Data in this exercise:

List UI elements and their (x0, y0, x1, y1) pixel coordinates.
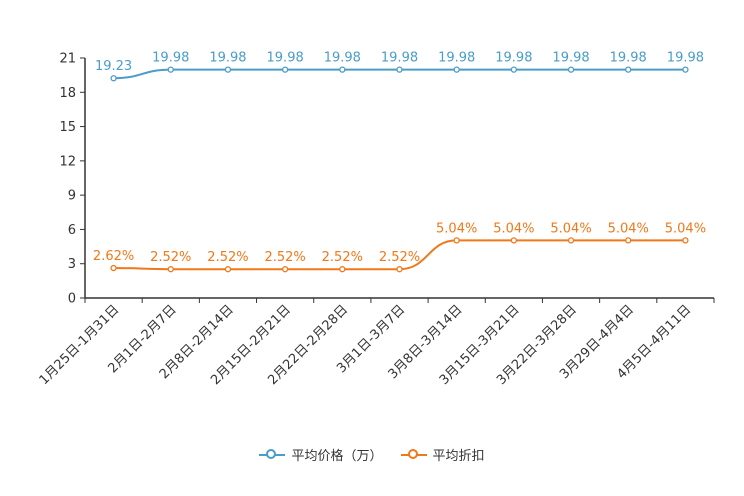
y-tick-label: 21 (59, 52, 76, 67)
data-label-discount: 5.04% (493, 221, 534, 236)
data-label-discount: 2.62% (93, 249, 134, 264)
data-point-price (281, 66, 289, 73)
legend: 平均价格（万） 平均折扣 (0, 445, 744, 464)
legend-price-label: 平均价格（万） (291, 449, 383, 464)
y-tick-label: 9 (68, 189, 76, 204)
data-label-price: 19.98 (438, 51, 475, 66)
data-point-discount (625, 237, 632, 244)
legend-discount-label: 平均折扣 (432, 449, 485, 464)
data-point-discount (682, 237, 689, 244)
data-point-discount (567, 237, 575, 244)
data-point-price (682, 66, 689, 73)
data-label-discount: 2.52% (264, 250, 305, 265)
data-point-price (567, 66, 575, 73)
data-point-price (625, 66, 632, 73)
legend-price-line-icon (259, 448, 286, 462)
data-point-discount (281, 266, 289, 273)
data-point-discount (510, 237, 518, 244)
data-label-discount: 5.04% (608, 221, 649, 236)
data-point-price (224, 66, 232, 73)
legend-item-discount[interactable]: 平均折扣 (400, 445, 485, 464)
data-label-price: 19.98 (667, 51, 704, 66)
data-point-discount (167, 266, 174, 273)
data-label-discount: 2.52% (207, 250, 248, 265)
data-label-price: 19.98 (209, 51, 246, 66)
data-label-discount: 5.04% (550, 221, 591, 236)
y-tick-label: 3 (68, 257, 76, 272)
data-point-discount (396, 266, 403, 273)
data-label-discount: 5.04% (436, 221, 477, 236)
data-label-price: 19.23 (95, 59, 132, 74)
data-point-price (453, 66, 460, 73)
data-label-price: 19.98 (381, 51, 418, 66)
data-label-discount: 2.52% (322, 250, 363, 265)
data-label-discount: 5.04% (665, 221, 706, 236)
data-point-price (510, 66, 518, 73)
y-tick-label: 15 (59, 120, 76, 135)
data-label-discount: 2.52% (150, 250, 191, 265)
data-point-discount (110, 264, 117, 272)
y-tick-label: 12 (59, 154, 76, 169)
data-point-price (110, 75, 117, 82)
data-label-price: 19.98 (610, 51, 647, 66)
data-point-discount (224, 266, 232, 273)
data-point-discount (339, 266, 346, 273)
legend-item-price[interactable]: 平均价格（万） (259, 445, 383, 464)
data-point-price (167, 66, 174, 73)
y-tick-label: 6 (68, 223, 76, 238)
line-chart: 0369121518211月25日-1月31日2月1日-2月7日2月8日-2月1… (37, 51, 715, 388)
data-label-price: 19.98 (152, 51, 189, 66)
x-tick-label: 1月25日-1月31日 (37, 302, 123, 388)
legend-discount-line-icon (400, 448, 427, 462)
data-label-price: 19.98 (324, 51, 361, 66)
data-label-price: 19.98 (495, 51, 532, 66)
data-point-price (339, 66, 346, 73)
data-point-discount (453, 237, 460, 244)
data-label-discount: 2.52% (379, 250, 420, 265)
data-point-price (396, 66, 403, 73)
data-label-price: 19.98 (267, 51, 304, 66)
data-label-price: 19.98 (552, 51, 589, 66)
y-tick-label: 0 (68, 292, 76, 307)
y-tick-label: 18 (59, 86, 76, 101)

Problem to work on: Reproduce the lines of the records above character for character, leaving out the pictures.

Written response:
List UI elements and their (x0, y0, x1, y1) pixel coordinates.
y-tick-label: 21 (59, 52, 76, 67)
data-label-discount: 5.04% (493, 221, 534, 236)
data-label-discount: 2.62% (93, 249, 134, 264)
data-point-price (281, 66, 289, 73)
legend: 平均价格（万） 平均折扣 (0, 445, 744, 464)
legend-price-label: 平均价格（万） (291, 449, 383, 464)
y-tick-label: 9 (68, 189, 76, 204)
data-label-price: 19.98 (438, 51, 475, 66)
data-point-discount (625, 237, 632, 244)
legend-discount-label: 平均折扣 (432, 449, 485, 464)
data-point-discount (682, 237, 689, 244)
data-point-discount (567, 237, 575, 244)
data-point-price (682, 66, 689, 73)
data-label-discount: 2.52% (264, 250, 305, 265)
data-point-price (567, 66, 575, 73)
data-point-price (625, 66, 632, 73)
legend-price-line-icon (259, 448, 286, 462)
data-point-discount (281, 266, 289, 273)
data-point-discount (510, 237, 518, 244)
data-label-discount: 5.04% (608, 221, 649, 236)
data-point-price (224, 66, 232, 73)
legend-item-discount[interactable]: 平均折扣 (400, 445, 485, 464)
data-label-price: 19.98 (667, 51, 704, 66)
data-point-discount (167, 266, 174, 273)
data-label-discount: 2.52% (207, 250, 248, 265)
data-label-price: 19.98 (209, 51, 246, 66)
data-label-discount: 5.04% (550, 221, 591, 236)
y-tick-label: 3 (68, 257, 76, 272)
data-point-discount (396, 266, 403, 273)
data-label-discount: 5.04% (436, 221, 477, 236)
data-label-price: 19.23 (95, 59, 132, 74)
data-point-price (453, 66, 460, 73)
data-label-price: 19.98 (381, 51, 418, 66)
data-label-discount: 2.52% (322, 250, 363, 265)
data-label-discount: 5.04% (665, 221, 706, 236)
data-point-price (510, 66, 518, 73)
y-tick-label: 15 (59, 120, 76, 135)
data-label-discount: 2.52% (150, 250, 191, 265)
data-point-discount (110, 264, 117, 272)
y-tick-label: 12 (59, 154, 76, 169)
data-point-price (110, 75, 117, 82)
data-label-price: 19.98 (610, 51, 647, 66)
data-point-discount (224, 266, 232, 273)
data-point-discount (339, 266, 346, 273)
legend-item-price[interactable]: 平均价格（万） (259, 445, 383, 464)
data-point-price (167, 66, 174, 73)
y-tick-label: 6 (68, 223, 76, 238)
line-chart: 0369121518211月25日-1月31日2月1日-2月7日2月8日-2月1… (37, 51, 715, 388)
data-label-price: 19.98 (152, 51, 189, 66)
x-tick-label: 1月25日-1月31日 (37, 302, 123, 388)
legend-discount-line-icon (400, 448, 427, 462)
data-label-price: 19.98 (324, 51, 361, 66)
data-label-price: 19.98 (495, 51, 532, 66)
data-point-price (339, 66, 346, 73)
data-point-discount (453, 237, 460, 244)
data-label-discount: 2.52% (379, 250, 420, 265)
data-point-price (396, 66, 403, 73)
data-label-price: 19.98 (267, 51, 304, 66)
data-label-price: 19.98 (552, 51, 589, 66)
y-tick-label: 0 (68, 292, 76, 307)
y-tick-label: 18 (59, 86, 76, 101)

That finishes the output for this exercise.